> **Given task**
Give the listing below again in full, exactly as written.

[Dataset entries on figures]
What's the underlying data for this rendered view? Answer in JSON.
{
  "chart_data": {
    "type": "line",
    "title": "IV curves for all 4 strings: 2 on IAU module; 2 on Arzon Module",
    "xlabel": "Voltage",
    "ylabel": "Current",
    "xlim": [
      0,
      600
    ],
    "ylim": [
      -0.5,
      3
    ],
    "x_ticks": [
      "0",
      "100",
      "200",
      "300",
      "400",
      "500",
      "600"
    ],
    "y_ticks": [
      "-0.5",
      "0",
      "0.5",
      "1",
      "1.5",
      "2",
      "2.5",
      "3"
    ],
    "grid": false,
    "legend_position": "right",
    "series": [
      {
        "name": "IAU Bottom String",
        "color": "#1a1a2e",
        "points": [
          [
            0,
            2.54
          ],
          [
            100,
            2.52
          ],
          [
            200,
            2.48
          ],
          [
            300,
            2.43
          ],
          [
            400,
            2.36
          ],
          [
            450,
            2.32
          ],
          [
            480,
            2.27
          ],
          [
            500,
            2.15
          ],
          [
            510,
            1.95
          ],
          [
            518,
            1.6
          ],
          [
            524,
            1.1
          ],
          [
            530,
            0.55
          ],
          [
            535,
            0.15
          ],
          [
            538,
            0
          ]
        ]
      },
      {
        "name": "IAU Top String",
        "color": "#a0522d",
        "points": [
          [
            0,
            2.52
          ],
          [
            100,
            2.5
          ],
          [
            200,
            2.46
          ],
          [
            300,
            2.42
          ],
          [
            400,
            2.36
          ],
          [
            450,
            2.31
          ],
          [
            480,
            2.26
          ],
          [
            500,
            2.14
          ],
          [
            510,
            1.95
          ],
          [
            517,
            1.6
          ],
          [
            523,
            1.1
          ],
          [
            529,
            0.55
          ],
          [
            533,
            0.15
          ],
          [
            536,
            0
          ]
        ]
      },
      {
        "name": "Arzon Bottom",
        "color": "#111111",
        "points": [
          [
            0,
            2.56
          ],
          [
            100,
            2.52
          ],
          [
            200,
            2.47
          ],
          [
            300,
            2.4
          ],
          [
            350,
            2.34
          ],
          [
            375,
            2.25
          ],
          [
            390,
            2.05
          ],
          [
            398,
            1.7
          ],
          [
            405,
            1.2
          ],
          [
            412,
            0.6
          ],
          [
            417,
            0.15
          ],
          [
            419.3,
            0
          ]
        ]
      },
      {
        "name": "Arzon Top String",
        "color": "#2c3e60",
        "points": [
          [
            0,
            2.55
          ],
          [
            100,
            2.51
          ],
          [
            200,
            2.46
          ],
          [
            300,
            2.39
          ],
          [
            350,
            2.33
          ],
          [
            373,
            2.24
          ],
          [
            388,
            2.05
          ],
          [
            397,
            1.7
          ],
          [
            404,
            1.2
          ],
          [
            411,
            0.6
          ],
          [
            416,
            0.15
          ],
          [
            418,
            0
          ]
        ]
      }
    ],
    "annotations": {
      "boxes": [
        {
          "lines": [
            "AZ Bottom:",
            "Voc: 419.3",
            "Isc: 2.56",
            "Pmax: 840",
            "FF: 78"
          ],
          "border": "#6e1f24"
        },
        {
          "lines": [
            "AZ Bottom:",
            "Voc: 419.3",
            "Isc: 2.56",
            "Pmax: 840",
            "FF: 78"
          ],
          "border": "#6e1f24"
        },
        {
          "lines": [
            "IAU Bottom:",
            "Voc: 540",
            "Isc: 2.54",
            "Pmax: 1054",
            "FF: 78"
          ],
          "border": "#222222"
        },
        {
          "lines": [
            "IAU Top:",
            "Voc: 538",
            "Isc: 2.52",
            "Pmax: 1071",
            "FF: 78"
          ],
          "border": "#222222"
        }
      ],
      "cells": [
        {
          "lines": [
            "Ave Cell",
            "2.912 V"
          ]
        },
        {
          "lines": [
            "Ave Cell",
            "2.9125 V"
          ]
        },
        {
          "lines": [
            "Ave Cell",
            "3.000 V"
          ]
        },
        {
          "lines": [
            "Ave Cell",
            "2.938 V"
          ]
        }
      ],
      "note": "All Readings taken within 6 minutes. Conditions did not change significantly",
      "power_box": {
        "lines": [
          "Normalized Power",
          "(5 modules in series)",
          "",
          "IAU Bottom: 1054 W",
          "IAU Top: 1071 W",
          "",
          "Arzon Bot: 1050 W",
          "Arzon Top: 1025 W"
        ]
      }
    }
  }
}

> **In response**
What's the underlying data for this rendered view? Answer in JSON.
{
  "chart_data": {
    "type": "line",
    "title": "IV curves for all 4 strings: 2 on IAU module; 2 on Arzon Module",
    "xlabel": "Voltage",
    "ylabel": "Current",
    "xlim": [
      0,
      600
    ],
    "ylim": [
      -0.5,
      3
    ],
    "x_ticks": [
      "0",
      "100",
      "200",
      "300",
      "400",
      "500",
      "600"
    ],
    "y_ticks": [
      "-0.5",
      "0",
      "0.5",
      "1",
      "1.5",
      "2",
      "2.5",
      "3"
    ],
    "grid": false,
    "legend_position": "right",
    "series": [
      {
        "name": "IAU Bottom String",
        "color": "#1a1a2e",
        "points": [
          [
            0,
            2.54
          ],
          [
            100,
            2.52
          ],
          [
            200,
            2.48
          ],
          [
            300,
            2.43
          ],
          [
            400,
            2.36
          ],
          [
            450,
            2.32
          ],
          [
            480,
            2.27
          ],
          [
            500,
            2.15
          ],
          [
            510,
            1.95
          ],
          [
            518,
            1.6
          ],
          [
            524,
            1.1
          ],
          [
            530,
            0.55
          ],
          [
            535,
            0.15
          ],
          [
            538,
            0
          ]
        ]
      },
      {
        "name": "IAU Top String",
        "color": "#a0522d",
        "points": [
          [
            0,
            2.52
          ],
          [
            100,
            2.5
          ],
          [
            200,
            2.46
          ],
          [
            300,
            2.42
          ],
          [
            400,
            2.36
          ],
          [
            450,
            2.31
          ],
          [
            480,
            2.26
          ],
          [
            500,
            2.14
          ],
          [
            510,
            1.95
          ],
          [
            517,
            1.6
          ],
          [
            523,
            1.1
          ],
          [
            529,
            0.55
          ],
          [
            533,
            0.15
          ],
          [
            536,
            0
          ]
        ]
      },
      {
        "name": "Arzon Bottom",
        "color": "#111111",
        "points": [
          [
            0,
            2.56
          ],
          [
            100,
            2.52
          ],
          [
            200,
            2.47
          ],
          [
            300,
            2.4
          ],
          [
            350,
            2.34
          ],
          [
            375,
            2.25
          ],
          [
            390,
            2.05
          ],
          [
            398,
            1.7
          ],
          [
            405,
            1.2
          ],
          [
            412,
            0.6
          ],
          [
            417,
            0.15
          ],
          [
            419.3,
            0
          ]
        ]
      },
      {
        "name": "Arzon Top String",
        "color": "#2c3e60",
        "points": [
          [
            0,
            2.55
          ],
          [
            100,
            2.51
          ],
          [
            200,
            2.46
          ],
          [
            300,
            2.39
          ],
          [
            350,
            2.33
          ],
          [
            373,
            2.24
          ],
          [
            388,
            2.05
          ],
          [
            397,
            1.7
          ],
          [
            404,
            1.2
          ],
          [
            411,
            0.6
          ],
          [
            416,
            0.15
          ],
          [
            418,
            0
          ]
        ]
      }
    ],
    "annotations": {
      "boxes": [
        {
          "lines": [
            "AZ Bottom:",
            "Voc: 419.3",
            "Isc: 2.56",
            "Pmax: 840",
            "FF: 78"
          ],
          "border": "#6e1f24"
        },
        {
          "lines": [
            "AZ Bottom:",
            "Voc: 419.3",
            "Isc: 2.56",
            "Pmax: 840",
            "FF: 78"
          ],
          "border": "#6e1f24"
        },
        {
          "lines": [
            "IAU Bottom:",
            "Voc: 540",
            "Isc: 2.54",
            "Pmax: 1054",
            "FF: 78"
          ],
          "border": "#222222"
        },
        {
          "lines": [
            "IAU Top:",
            "Voc: 538",
            "Isc: 2.52",
            "Pmax: 1071",
            "FF: 78"
          ],
          "border": "#222222"
        }
      ],
      "cells": [
        {
          "lines": [
            "Ave Cell",
            "2.912 V"
          ]
        },
        {
          "lines": [
            "Ave Cell",
            "2.9125 V"
          ]
        },
        {
          "lines": [
            "Ave Cell",
            "3.000 V"
          ]
        },
        {
          "lines": [
            "Ave Cell",
            "2.938 V"
          ]
        }
      ],
      "note": "All Readings taken within 6 minutes. Conditions did not change significantly",
      "power_box": {
        "lines": [
          "Normalized Power",
          "(5 modules in series)",
          "",
          "IAU Bottom: 1054 W",
          "IAU Top: 1071 W",
          "",
          "Arzon Bot: 1050 W",
          "Arzon Top: 1025 W"
        ]
      }
    }
  }
}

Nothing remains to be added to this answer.